The exercise — Your task is to output all the records below, word for word.

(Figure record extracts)
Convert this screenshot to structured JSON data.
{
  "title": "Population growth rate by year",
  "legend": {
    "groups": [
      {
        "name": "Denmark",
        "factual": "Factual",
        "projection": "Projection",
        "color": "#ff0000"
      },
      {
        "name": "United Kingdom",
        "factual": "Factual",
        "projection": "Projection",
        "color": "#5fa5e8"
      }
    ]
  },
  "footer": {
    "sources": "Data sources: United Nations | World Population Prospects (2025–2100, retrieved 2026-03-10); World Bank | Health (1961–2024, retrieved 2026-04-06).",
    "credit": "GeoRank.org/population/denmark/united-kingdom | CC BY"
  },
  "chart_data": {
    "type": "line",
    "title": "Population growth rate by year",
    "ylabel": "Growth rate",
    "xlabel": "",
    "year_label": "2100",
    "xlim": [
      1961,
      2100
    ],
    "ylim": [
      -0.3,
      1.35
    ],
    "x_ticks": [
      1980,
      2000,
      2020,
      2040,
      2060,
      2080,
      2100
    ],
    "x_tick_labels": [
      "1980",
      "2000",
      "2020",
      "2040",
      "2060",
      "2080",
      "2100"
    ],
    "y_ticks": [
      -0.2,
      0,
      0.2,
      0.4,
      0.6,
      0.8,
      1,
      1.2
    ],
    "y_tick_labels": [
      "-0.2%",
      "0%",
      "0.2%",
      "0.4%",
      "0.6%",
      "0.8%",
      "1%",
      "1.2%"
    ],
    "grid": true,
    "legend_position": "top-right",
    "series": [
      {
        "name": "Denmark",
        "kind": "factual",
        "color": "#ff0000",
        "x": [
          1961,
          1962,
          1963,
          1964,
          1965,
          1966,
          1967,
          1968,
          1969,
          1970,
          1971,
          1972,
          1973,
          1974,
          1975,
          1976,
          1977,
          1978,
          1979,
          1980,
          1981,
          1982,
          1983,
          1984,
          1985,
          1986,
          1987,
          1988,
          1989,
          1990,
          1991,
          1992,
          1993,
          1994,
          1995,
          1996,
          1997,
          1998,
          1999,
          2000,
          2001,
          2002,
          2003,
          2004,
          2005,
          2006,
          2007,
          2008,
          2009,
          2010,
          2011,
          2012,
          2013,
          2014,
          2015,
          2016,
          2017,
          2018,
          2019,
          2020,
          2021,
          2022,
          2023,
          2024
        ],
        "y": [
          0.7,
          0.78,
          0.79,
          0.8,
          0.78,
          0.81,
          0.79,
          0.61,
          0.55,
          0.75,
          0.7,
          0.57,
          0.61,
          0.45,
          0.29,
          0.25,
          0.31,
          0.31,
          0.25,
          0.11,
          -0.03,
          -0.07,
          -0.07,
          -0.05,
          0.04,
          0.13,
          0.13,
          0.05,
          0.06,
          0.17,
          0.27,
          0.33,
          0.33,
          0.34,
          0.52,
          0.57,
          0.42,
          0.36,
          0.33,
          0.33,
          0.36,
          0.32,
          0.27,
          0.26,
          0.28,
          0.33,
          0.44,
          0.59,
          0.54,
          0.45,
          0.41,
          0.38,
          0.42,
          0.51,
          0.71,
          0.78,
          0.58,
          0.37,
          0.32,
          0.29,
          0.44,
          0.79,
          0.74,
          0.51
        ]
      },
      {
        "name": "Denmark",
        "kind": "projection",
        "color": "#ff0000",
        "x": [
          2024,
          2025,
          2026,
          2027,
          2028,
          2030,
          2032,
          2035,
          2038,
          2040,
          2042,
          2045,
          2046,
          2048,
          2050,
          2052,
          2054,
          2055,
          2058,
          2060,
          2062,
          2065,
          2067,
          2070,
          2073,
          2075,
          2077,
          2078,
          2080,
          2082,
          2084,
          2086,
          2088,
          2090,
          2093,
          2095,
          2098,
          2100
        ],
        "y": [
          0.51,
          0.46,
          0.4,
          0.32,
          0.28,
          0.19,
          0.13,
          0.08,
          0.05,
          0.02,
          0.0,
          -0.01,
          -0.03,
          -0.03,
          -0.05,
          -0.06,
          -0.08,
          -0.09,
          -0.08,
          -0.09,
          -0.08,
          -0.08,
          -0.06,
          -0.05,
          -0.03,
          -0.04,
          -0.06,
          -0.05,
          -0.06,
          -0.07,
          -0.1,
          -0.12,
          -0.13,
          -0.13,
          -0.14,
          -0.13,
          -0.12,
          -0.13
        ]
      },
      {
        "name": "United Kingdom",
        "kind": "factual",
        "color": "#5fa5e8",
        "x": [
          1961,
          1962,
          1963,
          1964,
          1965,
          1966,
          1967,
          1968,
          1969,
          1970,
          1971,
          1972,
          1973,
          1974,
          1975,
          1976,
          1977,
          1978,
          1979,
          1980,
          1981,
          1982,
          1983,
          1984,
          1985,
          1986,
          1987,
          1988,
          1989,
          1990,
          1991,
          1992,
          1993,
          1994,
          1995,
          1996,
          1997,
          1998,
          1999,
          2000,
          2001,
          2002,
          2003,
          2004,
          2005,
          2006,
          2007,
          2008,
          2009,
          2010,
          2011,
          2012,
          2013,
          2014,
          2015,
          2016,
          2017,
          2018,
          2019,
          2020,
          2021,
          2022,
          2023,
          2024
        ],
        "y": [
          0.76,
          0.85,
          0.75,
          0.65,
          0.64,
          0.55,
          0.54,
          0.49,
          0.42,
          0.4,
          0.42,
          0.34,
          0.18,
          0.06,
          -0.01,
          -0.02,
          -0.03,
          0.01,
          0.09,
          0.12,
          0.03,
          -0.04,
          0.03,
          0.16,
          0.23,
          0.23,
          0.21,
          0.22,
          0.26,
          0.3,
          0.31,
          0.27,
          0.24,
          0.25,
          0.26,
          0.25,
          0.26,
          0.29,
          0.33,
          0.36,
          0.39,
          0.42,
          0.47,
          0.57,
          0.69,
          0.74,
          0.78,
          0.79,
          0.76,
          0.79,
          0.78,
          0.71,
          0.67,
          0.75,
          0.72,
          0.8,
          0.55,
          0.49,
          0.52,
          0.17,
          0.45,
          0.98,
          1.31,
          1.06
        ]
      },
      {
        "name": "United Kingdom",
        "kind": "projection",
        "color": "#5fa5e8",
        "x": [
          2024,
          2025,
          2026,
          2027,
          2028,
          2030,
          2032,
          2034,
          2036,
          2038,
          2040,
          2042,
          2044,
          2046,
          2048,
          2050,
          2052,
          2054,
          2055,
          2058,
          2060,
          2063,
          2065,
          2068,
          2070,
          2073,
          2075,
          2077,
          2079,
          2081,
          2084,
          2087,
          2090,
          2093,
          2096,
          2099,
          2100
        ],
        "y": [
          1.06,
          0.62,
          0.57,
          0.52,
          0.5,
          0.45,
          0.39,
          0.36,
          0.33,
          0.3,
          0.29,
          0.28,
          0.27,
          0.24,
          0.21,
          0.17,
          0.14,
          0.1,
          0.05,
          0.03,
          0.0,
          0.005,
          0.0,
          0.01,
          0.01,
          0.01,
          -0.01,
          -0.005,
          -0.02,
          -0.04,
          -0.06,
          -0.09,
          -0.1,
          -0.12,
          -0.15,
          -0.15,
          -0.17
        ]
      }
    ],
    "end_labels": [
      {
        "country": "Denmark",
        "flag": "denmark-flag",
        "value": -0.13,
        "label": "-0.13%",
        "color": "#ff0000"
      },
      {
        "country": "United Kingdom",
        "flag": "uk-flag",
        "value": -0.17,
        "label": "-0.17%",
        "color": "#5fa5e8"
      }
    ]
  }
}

Written response —
Convert this screenshot to structured JSON data.
{
  "title": "Population growth rate by year",
  "legend": {
    "groups": [
      {
        "name": "Denmark",
        "factual": "Factual",
        "projection": "Projection",
        "color": "#ff0000"
      },
      {
        "name": "United Kingdom",
        "factual": "Factual",
        "projection": "Projection",
        "color": "#5fa5e8"
      }
    ]
  },
  "footer": {
    "sources": "Data sources: United Nations | World Population Prospects (2025–2100, retrieved 2026-03-10); World Bank | Health (1961–2024, retrieved 2026-04-06).",
    "credit": "GeoRank.org/population/denmark/united-kingdom | CC BY"
  },
  "chart_data": {
    "type": "line",
    "title": "Population growth rate by year",
    "ylabel": "Growth rate",
    "xlabel": "",
    "year_label": "2100",
    "xlim": [
      1961,
      2100
    ],
    "ylim": [
      -0.3,
      1.35
    ],
    "x_ticks": [
      1980,
      2000,
      2020,
      2040,
      2060,
      2080,
      2100
    ],
    "x_tick_labels": [
      "1980",
      "2000",
      "2020",
      "2040",
      "2060",
      "2080",
      "2100"
    ],
    "y_ticks": [
      -0.2,
      0,
      0.2,
      0.4,
      0.6,
      0.8,
      1,
      1.2
    ],
    "y_tick_labels": [
      "-0.2%",
      "0%",
      "0.2%",
      "0.4%",
      "0.6%",
      "0.8%",
      "1%",
      "1.2%"
    ],
    "grid": true,
    "legend_position": "top-right",
    "series": [
      {
        "name": "Denmark",
        "kind": "factual",
        "color": "#ff0000",
        "x": [
          1961,
          1962,
          1963,
          1964,
          1965,
          1966,
          1967,
          1968,
          1969,
          1970,
          1971,
          1972,
          1973,
          1974,
          1975,
          1976,
          1977,
          1978,
          1979,
          1980,
          1981,
          1982,
          1983,
          1984,
          1985,
          1986,
          1987,
          1988,
          1989,
          1990,
          1991,
          1992,
          1993,
          1994,
          1995,
          1996,
          1997,
          1998,
          1999,
          2000,
          2001,
          2002,
          2003,
          2004,
          2005,
          2006,
          2007,
          2008,
          2009,
          2010,
          2011,
          2012,
          2013,
          2014,
          2015,
          2016,
          2017,
          2018,
          2019,
          2020,
          2021,
          2022,
          2023,
          2024
        ],
        "y": [
          0.7,
          0.78,
          0.79,
          0.8,
          0.78,
          0.81,
          0.79,
          0.61,
          0.55,
          0.75,
          0.7,
          0.57,
          0.61,
          0.45,
          0.29,
          0.25,
          0.31,
          0.31,
          0.25,
          0.11,
          -0.03,
          -0.07,
          -0.07,
          -0.05,
          0.04,
          0.13,
          0.13,
          0.05,
          0.06,
          0.17,
          0.27,
          0.33,
          0.33,
          0.34,
          0.52,
          0.57,
          0.42,
          0.36,
          0.33,
          0.33,
          0.36,
          0.32,
          0.27,
          0.26,
          0.28,
          0.33,
          0.44,
          0.59,
          0.54,
          0.45,
          0.41,
          0.38,
          0.42,
          0.51,
          0.71,
          0.78,
          0.58,
          0.37,
          0.32,
          0.29,
          0.44,
          0.79,
          0.74,
          0.51
        ]
      },
      {
        "name": "Denmark",
        "kind": "projection",
        "color": "#ff0000",
        "x": [
          2024,
          2025,
          2026,
          2027,
          2028,
          2030,
          2032,
          2035,
          2038,
          2040,
          2042,
          2045,
          2046,
          2048,
          2050,
          2052,
          2054,
          2055,
          2058,
          2060,
          2062,
          2065,
          2067,
          2070,
          2073,
          2075,
          2077,
          2078,
          2080,
          2082,
          2084,
          2086,
          2088,
          2090,
          2093,
          2095,
          2098,
          2100
        ],
        "y": [
          0.51,
          0.46,
          0.4,
          0.32,
          0.28,
          0.19,
          0.13,
          0.08,
          0.05,
          0.02,
          0.0,
          -0.01,
          -0.03,
          -0.03,
          -0.05,
          -0.06,
          -0.08,
          -0.09,
          -0.08,
          -0.09,
          -0.08,
          -0.08,
          -0.06,
          -0.05,
          -0.03,
          -0.04,
          -0.06,
          -0.05,
          -0.06,
          -0.07,
          -0.1,
          -0.12,
          -0.13,
          -0.13,
          -0.14,
          -0.13,
          -0.12,
          -0.13
        ]
      },
      {
        "name": "United Kingdom",
        "kind": "factual",
        "color": "#5fa5e8",
        "x": [
          1961,
          1962,
          1963,
          1964,
          1965,
          1966,
          1967,
          1968,
          1969,
          1970,
          1971,
          1972,
          1973,
          1974,
          1975,
          1976,
          1977,
          1978,
          1979,
          1980,
          1981,
          1982,
          1983,
          1984,
          1985,
          1986,
          1987,
          1988,
          1989,
          1990,
          1991,
          1992,
          1993,
          1994,
          1995,
          1996,
          1997,
          1998,
          1999,
          2000,
          2001,
          2002,
          2003,
          2004,
          2005,
          2006,
          2007,
          2008,
          2009,
          2010,
          2011,
          2012,
          2013,
          2014,
          2015,
          2016,
          2017,
          2018,
          2019,
          2020,
          2021,
          2022,
          2023,
          2024
        ],
        "y": [
          0.76,
          0.85,
          0.75,
          0.65,
          0.64,
          0.55,
          0.54,
          0.49,
          0.42,
          0.4,
          0.42,
          0.34,
          0.18,
          0.06,
          -0.01,
          -0.02,
          -0.03,
          0.01,
          0.09,
          0.12,
          0.03,
          -0.04,
          0.03,
          0.16,
          0.23,
          0.23,
          0.21,
          0.22,
          0.26,
          0.3,
          0.31,
          0.27,
          0.24,
          0.25,
          0.26,
          0.25,
          0.26,
          0.29,
          0.33,
          0.36,
          0.39,
          0.42,
          0.47,
          0.57,
          0.69,
          0.74,
          0.78,
          0.79,
          0.76,
          0.79,
          0.78,
          0.71,
          0.67,
          0.75,
          0.72,
          0.8,
          0.55,
          0.49,
          0.52,
          0.17,
          0.45,
          0.98,
          1.31,
          1.06
        ]
      },
      {
        "name": "United Kingdom",
        "kind": "projection",
        "color": "#5fa5e8",
        "x": [
          2024,
          2025,
          2026,
          2027,
          2028,
          2030,
          2032,
          2034,
          2036,
          2038,
          2040,
          2042,
          2044,
          2046,
          2048,
          2050,
          2052,
          2054,
          2055,
          2058,
          2060,
          2063,
          2065,
          2068,
          2070,
          2073,
          2075,
          2077,
          2079,
          2081,
          2084,
          2087,
          2090,
          2093,
          2096,
          2099,
          2100
        ],
        "y": [
          1.06,
          0.62,
          0.57,
          0.52,
          0.5,
          0.45,
          0.39,
          0.36,
          0.33,
          0.3,
          0.29,
          0.28,
          0.27,
          0.24,
          0.21,
          0.17,
          0.14,
          0.1,
          0.05,
          0.03,
          0.0,
          0.005,
          0.0,
          0.01,
          0.01,
          0.01,
          -0.01,
          -0.005,
          -0.02,
          -0.04,
          -0.06,
          -0.09,
          -0.1,
          -0.12,
          -0.15,
          -0.15,
          -0.17
        ]
      }
    ],
    "end_labels": [
      {
        "country": "Denmark",
        "flag": "denmark-flag",
        "value": -0.13,
        "label": "-0.13%",
        "color": "#ff0000"
      },
      {
        "country": "United Kingdom",
        "flag": "uk-flag",
        "value": -0.17,
        "label": "-0.17%",
        "color": "#5fa5e8"
      }
    ]
  }
}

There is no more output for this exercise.